What you will do:
Reproduce the material exactly, omitting nothing.

================================

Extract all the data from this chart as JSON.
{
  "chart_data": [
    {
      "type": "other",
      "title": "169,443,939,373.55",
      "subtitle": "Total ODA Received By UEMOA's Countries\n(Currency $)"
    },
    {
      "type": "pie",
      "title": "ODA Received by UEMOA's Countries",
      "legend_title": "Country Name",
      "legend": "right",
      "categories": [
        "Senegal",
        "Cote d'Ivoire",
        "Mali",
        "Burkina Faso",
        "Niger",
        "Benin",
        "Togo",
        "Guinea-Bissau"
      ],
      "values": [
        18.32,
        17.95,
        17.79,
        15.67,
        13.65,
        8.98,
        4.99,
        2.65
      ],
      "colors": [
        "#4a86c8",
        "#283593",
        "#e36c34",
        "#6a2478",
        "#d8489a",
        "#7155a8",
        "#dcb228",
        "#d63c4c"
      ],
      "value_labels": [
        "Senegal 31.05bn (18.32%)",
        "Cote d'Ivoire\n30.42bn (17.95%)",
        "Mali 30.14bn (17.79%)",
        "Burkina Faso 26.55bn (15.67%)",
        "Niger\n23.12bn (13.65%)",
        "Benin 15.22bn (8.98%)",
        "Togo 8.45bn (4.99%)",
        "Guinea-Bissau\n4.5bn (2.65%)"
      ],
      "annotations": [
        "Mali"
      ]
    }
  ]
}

================================

Response for this exercise:
Extract all the data from this chart as JSON.
{
  "chart_data": [
    {
      "type": "other",
      "title": "169,443,939,373.55",
      "subtitle": "Total ODA Received By UEMOA's Countries\n(Currency $)"
    },
    {
      "type": "pie",
      "title": "ODA Received by UEMOA's Countries",
      "legend_title": "Country Name",
      "legend": "right",
      "categories": [
        "Senegal",
        "Cote d'Ivoire",
        "Mali",
        "Burkina Faso",
        "Niger",
        "Benin",
        "Togo",
        "Guinea-Bissau"
      ],
      "values": [
        18.32,
        17.95,
        17.79,
        15.67,
        13.65,
        8.98,
        4.99,
        2.65
      ],
      "colors": [
        "#4a86c8",
        "#283593",
        "#e36c34",
        "#6a2478",
        "#d8489a",
        "#7155a8",
        "#dcb228",
        "#d63c4c"
      ],
      "value_labels": [
        "Senegal 31.05bn (18.32%)",
        "Cote d'Ivoire\n30.42bn (17.95%)",
        "Mali 30.14bn (17.79%)",
        "Burkina Faso 26.55bn (15.67%)",
        "Niger\n23.12bn (13.65%)",
        "Benin 15.22bn (8.98%)",
        "Togo 8.45bn (4.99%)",
        "Guinea-Bissau\n4.5bn (2.65%)"
      ],
      "annotations": [
        "Mali"
      ]
    }
  ]
}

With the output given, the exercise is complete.